*Auszug*
• • • •

Spielen mit Instrumenten
Sie wandte sich mehr freien Arbeiten zu, reiste viel, vor allem nach Ägypten, in die libysche Wüste, auch nach Bhutan, Griechenland, Galerien stellten ihre Bilder aus. Auch ein Buch mit abstrakten Bildern mit dem Titel «Seeing Music» ist entstanden, schwarzweisse Aufnahmen von Musikinstrumenten oder Teilen davon, sehr spielerisch umgesetzt. «Das ist der Homo ludens in mir, das spielende und experimentierende Kind», interpretiert die Fotografin. Auch eine Theologin und Anthropologin steckt in ihr. Seit ihrer Jugend interessiert sie sich für Ägyptologie und die Kulturen und Religionen im Vorderen Orient. Viele Bücher zeugen davon.

• • • •

*Durchzuführende Aufgaben*
A – Entnimm dem Auszug über die Fotografin wörtlich die Stelle zwischen „Spielen mit Instrumenten“ und „Bücher zeugen davon.“, beide einschließlich.
B – Setze den Auszug über die Fotografin im Anschluss an seinen letzten Satz fort.

• • • •

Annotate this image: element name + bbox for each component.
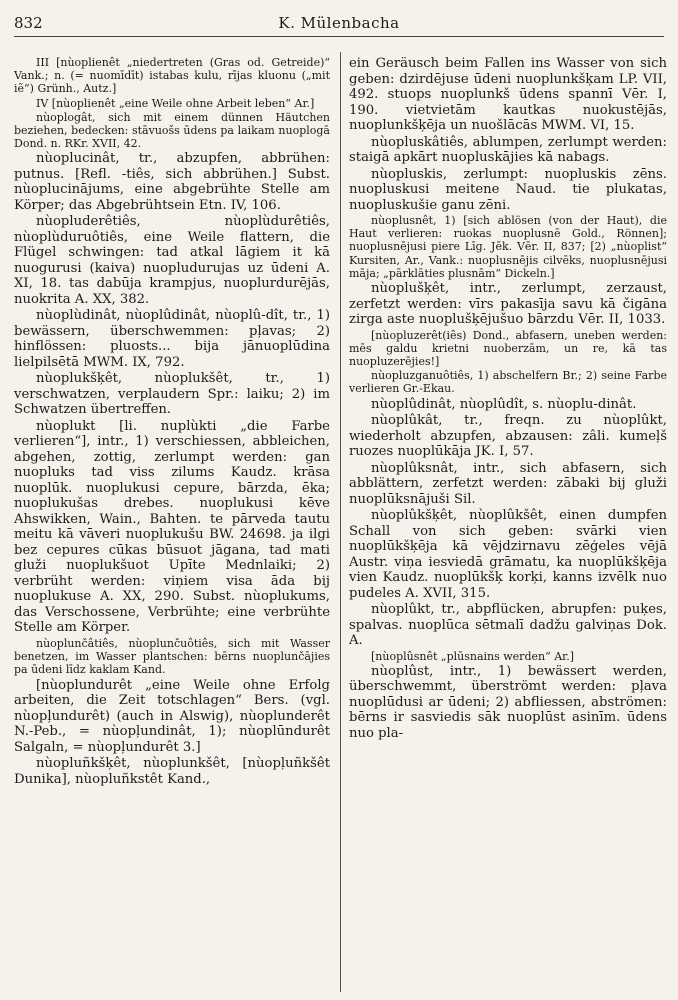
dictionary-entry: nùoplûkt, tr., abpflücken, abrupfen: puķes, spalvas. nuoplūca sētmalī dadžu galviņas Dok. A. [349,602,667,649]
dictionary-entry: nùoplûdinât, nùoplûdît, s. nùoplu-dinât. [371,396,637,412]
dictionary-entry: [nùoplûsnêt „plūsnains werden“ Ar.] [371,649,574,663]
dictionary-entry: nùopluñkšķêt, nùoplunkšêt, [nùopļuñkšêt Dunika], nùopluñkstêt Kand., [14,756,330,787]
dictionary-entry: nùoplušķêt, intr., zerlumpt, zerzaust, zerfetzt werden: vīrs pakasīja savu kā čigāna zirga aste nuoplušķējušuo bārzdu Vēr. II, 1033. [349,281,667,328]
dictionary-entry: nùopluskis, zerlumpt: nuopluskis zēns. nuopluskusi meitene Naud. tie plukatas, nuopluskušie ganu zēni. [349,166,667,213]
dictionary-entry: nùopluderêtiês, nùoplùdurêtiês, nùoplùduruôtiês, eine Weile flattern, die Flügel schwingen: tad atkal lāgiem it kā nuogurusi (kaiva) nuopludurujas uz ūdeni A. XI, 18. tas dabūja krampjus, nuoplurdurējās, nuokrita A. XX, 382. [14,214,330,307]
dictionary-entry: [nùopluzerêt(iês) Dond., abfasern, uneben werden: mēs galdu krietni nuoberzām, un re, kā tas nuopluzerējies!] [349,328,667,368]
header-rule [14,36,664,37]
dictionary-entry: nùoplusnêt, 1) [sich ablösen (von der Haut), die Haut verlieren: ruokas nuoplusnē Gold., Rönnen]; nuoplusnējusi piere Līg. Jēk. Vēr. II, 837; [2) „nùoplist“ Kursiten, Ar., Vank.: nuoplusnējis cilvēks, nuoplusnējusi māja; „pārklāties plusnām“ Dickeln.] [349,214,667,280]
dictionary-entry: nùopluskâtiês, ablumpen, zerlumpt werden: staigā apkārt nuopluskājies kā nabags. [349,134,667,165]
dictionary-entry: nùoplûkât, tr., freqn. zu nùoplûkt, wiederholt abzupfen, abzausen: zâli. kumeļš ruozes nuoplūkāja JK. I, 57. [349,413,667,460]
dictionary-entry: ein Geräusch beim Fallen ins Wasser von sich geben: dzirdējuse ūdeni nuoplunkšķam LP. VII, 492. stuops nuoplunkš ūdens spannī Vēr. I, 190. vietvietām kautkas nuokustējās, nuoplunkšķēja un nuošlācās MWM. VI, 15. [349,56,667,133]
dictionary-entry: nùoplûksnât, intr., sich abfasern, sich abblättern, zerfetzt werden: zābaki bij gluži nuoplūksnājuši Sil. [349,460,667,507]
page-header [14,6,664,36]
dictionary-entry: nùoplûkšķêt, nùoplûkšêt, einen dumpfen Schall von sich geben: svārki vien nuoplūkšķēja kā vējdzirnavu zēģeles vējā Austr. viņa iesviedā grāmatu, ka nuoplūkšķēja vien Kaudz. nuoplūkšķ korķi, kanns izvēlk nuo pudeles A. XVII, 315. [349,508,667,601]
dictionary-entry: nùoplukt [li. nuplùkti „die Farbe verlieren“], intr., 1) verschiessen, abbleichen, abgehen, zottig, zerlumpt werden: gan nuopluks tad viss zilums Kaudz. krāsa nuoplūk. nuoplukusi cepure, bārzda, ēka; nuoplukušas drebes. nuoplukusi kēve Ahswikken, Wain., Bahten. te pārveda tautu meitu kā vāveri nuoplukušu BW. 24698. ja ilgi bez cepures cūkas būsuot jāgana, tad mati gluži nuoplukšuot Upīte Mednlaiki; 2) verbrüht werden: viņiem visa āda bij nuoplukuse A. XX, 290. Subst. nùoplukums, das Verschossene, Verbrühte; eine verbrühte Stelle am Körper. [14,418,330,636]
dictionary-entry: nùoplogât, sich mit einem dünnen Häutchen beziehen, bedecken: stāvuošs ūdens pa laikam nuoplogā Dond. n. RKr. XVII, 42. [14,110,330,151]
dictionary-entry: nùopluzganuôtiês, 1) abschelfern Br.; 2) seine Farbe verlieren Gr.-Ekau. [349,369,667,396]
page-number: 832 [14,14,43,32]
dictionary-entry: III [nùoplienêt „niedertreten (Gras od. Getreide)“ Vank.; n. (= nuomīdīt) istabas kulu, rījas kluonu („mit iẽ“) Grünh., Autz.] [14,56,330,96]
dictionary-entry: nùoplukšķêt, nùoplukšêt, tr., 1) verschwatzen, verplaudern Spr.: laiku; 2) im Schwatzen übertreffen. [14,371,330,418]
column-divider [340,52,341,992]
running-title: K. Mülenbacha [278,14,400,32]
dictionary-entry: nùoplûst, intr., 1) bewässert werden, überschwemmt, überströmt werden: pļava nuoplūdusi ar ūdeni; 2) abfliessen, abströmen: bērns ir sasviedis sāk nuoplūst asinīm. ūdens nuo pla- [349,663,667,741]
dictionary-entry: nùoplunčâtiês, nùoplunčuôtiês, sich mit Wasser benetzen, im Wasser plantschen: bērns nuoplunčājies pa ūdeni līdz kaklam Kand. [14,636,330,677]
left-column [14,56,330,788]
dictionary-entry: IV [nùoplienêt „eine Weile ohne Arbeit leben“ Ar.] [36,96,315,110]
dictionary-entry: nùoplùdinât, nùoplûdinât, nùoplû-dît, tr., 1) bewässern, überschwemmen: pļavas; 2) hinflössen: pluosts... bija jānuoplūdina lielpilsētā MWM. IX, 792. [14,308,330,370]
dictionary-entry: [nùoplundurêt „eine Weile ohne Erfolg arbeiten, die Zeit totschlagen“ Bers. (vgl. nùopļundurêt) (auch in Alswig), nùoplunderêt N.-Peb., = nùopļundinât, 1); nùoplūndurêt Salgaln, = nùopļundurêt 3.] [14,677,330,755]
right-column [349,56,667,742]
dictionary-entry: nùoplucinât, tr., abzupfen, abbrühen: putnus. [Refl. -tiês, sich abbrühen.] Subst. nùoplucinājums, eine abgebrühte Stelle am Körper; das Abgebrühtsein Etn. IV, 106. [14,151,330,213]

• • • •

*Gelöste Aufgaben*
A –
Spielen mit Instrumenten
Sie wandte sich mehr freien Arbeiten zu, reiste viel, vor allem nach Ägypten, in die libysche Wüste, auch nach Bhutan, Griechenland, Galerien stellten ihre Bilder aus. Auch ein Buch mit abstrakten Bildern mit dem Titel «Seeing Music» ist entstanden, schwarzweisse Aufnahmen von Musikinstrumenten oder Teilen davon, sehr spielerisch umgesetzt. «Das ist der Homo ludens in mir, das spielende und experimentierende Kind», interpretiert die Fotografin. Auch eine Theologin und Anthropologin steckt in ihr. Seit ihrer Jugend interessiert sie sich für Ägyptologie und die Kulturen und Religionen im Vorderen Orient. Viele Bücher zeugen davon.

B –
«2015, nach der Abdankungsfeier für den zu früh verstorbenen Fotografenfreund Georg Anderhub, wusste ich: That’s it.» Zurück in London fing sie an, den Umzug in die Schweiz zu planen: «An jedem Tag musste ein Gegenstand weg», erzählt sie. Mit 70 machte sie noch eine grössere Reise in die Antarktis. Doch es dauerte nach dem Entschluss fünf Jahre, bis sie das Haus in London geräumt hatte und verkaufen konnte und in Luzern eine Wohnung fand. Das Londoner Haus hatte einen genügend grossen Wertzuwachs erfahren, dass der Erlös jetzt neben einer bescheidenen AHV-Rente ihren Lebensunterhalt finanziert.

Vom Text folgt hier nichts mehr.